■ EXERCISE
In the listing below, count the lines that contain the string "fire". Reply with the number alone.

Excerpts from a layout annotation set:

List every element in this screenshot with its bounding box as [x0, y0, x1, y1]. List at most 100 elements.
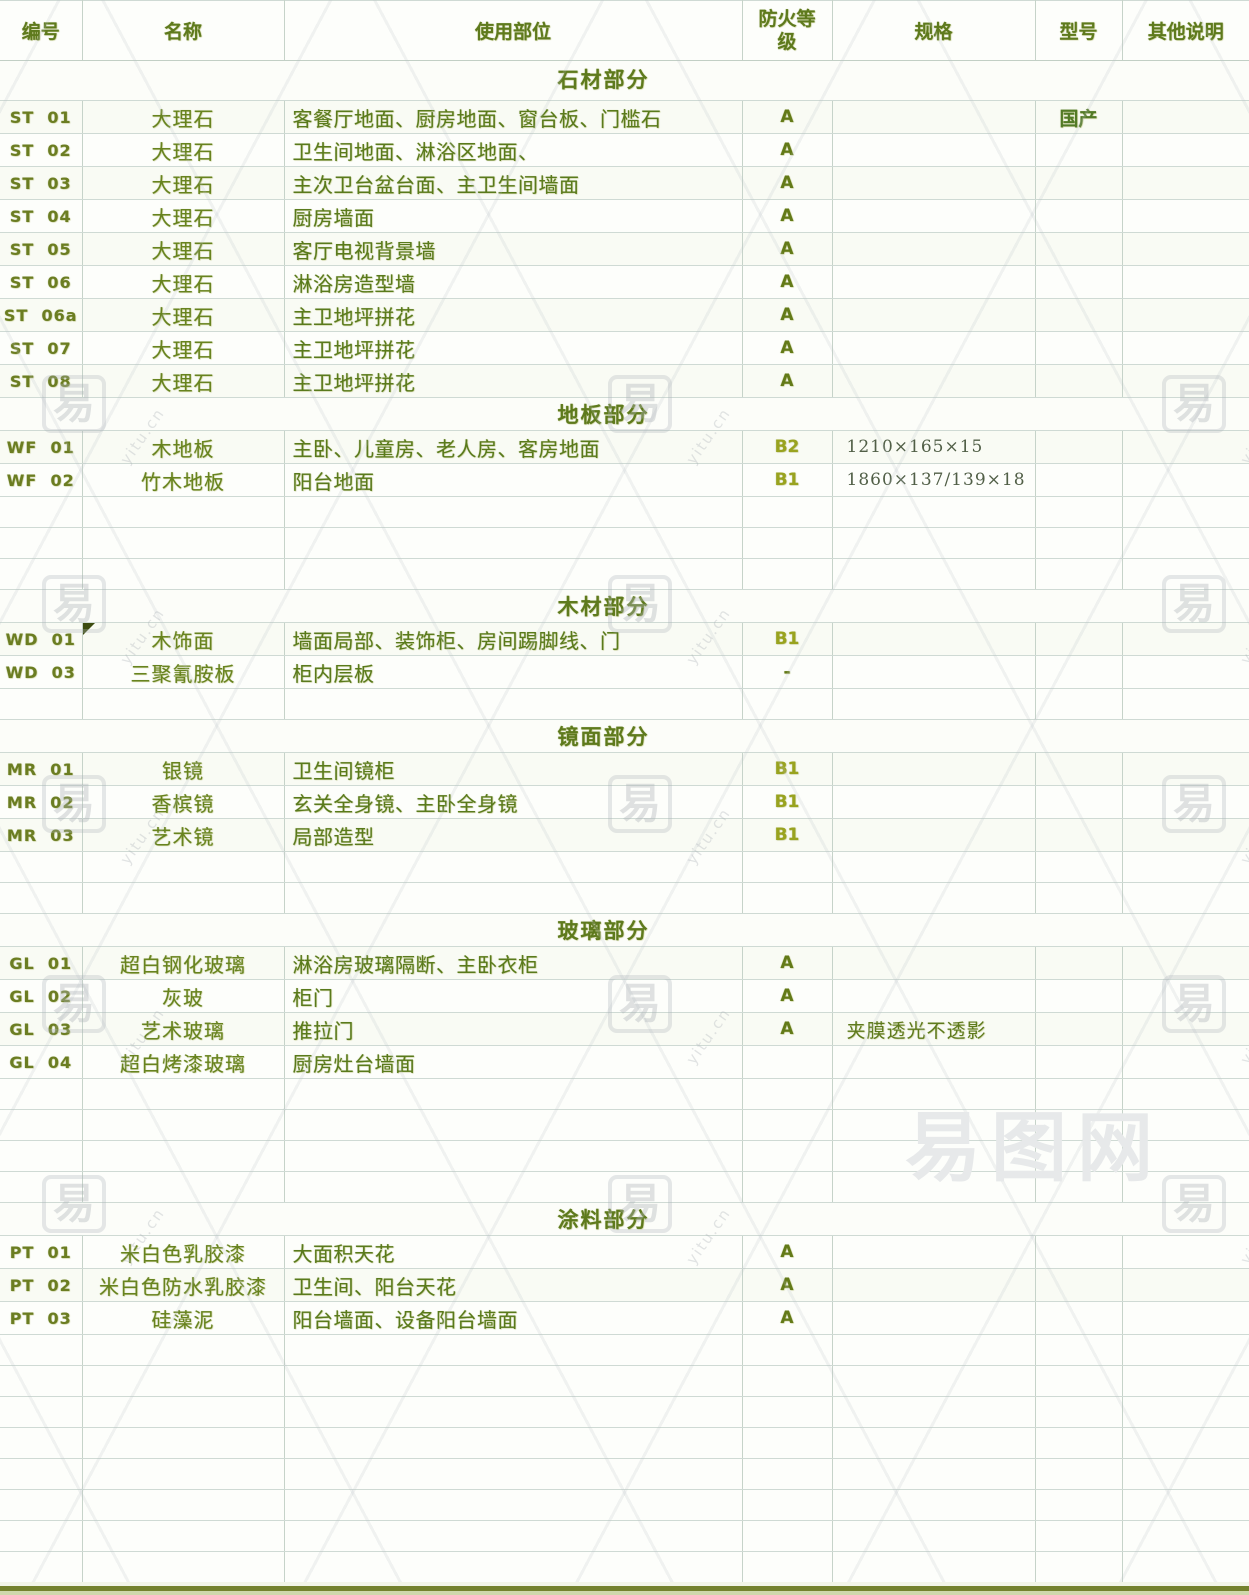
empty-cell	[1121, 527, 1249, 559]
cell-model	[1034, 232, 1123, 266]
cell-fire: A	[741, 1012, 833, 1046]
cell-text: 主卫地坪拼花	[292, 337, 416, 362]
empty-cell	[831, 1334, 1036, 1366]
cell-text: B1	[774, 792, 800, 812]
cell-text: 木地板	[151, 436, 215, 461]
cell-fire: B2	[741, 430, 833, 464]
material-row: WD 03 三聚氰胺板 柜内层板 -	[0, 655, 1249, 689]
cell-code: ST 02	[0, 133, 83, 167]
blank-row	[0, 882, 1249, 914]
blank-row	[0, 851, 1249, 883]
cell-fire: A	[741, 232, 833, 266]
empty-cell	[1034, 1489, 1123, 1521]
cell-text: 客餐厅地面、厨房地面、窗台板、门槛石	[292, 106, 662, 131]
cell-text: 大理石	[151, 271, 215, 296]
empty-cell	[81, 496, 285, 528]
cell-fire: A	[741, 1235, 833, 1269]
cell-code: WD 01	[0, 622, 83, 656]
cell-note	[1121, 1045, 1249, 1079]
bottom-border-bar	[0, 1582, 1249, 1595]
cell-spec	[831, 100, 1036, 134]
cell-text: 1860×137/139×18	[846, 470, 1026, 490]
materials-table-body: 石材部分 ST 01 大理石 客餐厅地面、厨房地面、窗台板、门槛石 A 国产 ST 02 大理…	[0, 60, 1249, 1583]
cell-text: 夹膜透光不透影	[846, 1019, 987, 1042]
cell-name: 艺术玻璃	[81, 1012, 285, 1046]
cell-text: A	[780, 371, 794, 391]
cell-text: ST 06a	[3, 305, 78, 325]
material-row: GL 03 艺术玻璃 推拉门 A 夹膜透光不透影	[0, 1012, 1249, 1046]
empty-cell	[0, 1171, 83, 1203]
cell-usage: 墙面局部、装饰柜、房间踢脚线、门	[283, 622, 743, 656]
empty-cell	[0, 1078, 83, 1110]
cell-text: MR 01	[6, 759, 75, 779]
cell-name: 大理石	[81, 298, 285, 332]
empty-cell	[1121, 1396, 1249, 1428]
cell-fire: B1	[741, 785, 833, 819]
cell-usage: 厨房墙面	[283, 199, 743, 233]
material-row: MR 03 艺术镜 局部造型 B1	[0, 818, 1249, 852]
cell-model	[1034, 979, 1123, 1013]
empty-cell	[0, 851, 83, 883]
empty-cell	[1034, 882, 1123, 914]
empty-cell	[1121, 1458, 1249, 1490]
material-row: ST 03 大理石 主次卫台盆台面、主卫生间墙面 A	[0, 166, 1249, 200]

■ SOLUTION TO THE PROBLEM
5